[Dataset rows start]
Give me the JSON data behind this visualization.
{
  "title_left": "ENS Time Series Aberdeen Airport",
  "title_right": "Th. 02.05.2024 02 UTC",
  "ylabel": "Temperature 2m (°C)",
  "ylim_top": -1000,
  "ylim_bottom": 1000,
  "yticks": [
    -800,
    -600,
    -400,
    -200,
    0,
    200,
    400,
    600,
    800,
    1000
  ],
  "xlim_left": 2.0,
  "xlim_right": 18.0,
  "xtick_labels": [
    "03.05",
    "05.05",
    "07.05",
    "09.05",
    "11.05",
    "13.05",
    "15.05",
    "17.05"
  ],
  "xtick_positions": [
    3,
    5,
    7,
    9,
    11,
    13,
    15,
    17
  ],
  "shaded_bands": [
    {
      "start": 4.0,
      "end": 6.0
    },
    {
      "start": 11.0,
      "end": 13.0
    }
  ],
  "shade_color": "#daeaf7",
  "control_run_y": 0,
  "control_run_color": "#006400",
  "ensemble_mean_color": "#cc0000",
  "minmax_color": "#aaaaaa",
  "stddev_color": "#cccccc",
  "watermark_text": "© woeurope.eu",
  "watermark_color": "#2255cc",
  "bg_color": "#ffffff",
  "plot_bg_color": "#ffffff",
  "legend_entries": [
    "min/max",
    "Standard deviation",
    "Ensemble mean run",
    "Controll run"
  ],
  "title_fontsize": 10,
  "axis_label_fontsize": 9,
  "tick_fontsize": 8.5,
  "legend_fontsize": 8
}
[Dataset rows end]
Task: Each entry above is to be set down again in exactly the same words.

Output below:
Give me the JSON data behind this visualization.
{
  "title_left": "ENS Time Series Aberdeen Airport",
  "title_right": "Th. 02.05.2024 02 UTC",
  "ylabel": "Temperature 2m (°C)",
  "ylim_top": -1000,
  "ylim_bottom": 1000,
  "yticks": [
    -800,
    -600,
    -400,
    -200,
    0,
    200,
    400,
    600,
    800,
    1000
  ],
  "xlim_left": 2.0,
  "xlim_right": 18.0,
  "xtick_labels": [
    "03.05",
    "05.05",
    "07.05",
    "09.05",
    "11.05",
    "13.05",
    "15.05",
    "17.05"
  ],
  "xtick_positions": [
    3,
    5,
    7,
    9,
    11,
    13,
    15,
    17
  ],
  "shaded_bands": [
    {
      "start": 4.0,
      "end": 6.0
    },
    {
      "start": 11.0,
      "end": 13.0
    }
  ],
  "shade_color": "#daeaf7",
  "control_run_y": 0,
  "control_run_color": "#006400",
  "ensemble_mean_color": "#cc0000",
  "minmax_color": "#aaaaaa",
  "stddev_color": "#cccccc",
  "watermark_text": "© woeurope.eu",
  "watermark_color": "#2255cc",
  "bg_color": "#ffffff",
  "plot_bg_color": "#ffffff",
  "legend_entries": [
    "min/max",
    "Standard deviation",
    "Ensemble mean run",
    "Controll run"
  ],
  "title_fontsize": 10,
  "axis_label_fontsize": 9,
  "tick_fontsize": 8.5,
  "legend_fontsize": 8
}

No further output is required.